» **Description of the task**
Note each line of the listing that contains the string "回答下列问题", and copy it.

Data records:
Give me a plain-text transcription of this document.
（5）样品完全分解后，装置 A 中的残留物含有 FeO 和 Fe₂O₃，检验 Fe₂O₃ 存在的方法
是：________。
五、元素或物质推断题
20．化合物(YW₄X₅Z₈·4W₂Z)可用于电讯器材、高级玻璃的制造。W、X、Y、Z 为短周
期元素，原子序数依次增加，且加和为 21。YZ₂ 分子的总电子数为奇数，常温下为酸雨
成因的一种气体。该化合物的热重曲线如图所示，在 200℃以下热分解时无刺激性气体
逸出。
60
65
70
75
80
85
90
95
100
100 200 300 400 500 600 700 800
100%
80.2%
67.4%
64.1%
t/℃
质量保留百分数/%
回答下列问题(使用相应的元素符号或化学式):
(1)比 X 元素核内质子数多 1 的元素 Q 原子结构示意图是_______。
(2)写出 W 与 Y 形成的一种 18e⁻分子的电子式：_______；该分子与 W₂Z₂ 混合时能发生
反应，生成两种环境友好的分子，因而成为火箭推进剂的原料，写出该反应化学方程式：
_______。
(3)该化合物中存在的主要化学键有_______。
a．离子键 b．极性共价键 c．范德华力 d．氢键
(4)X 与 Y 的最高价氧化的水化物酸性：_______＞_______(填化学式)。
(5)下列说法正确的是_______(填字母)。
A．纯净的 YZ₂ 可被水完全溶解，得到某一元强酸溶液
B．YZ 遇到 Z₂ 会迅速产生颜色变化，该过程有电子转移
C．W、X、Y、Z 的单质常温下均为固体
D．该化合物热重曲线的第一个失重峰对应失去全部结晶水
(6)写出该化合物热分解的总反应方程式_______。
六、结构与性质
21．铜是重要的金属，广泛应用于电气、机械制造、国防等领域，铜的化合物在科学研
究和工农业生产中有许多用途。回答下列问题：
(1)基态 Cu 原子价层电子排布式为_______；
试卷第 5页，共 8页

» **Exercise answer**
回答下列问题(使用相应的元素符号或化学式):
究和工农业生产中有许多用途。回答下列问题：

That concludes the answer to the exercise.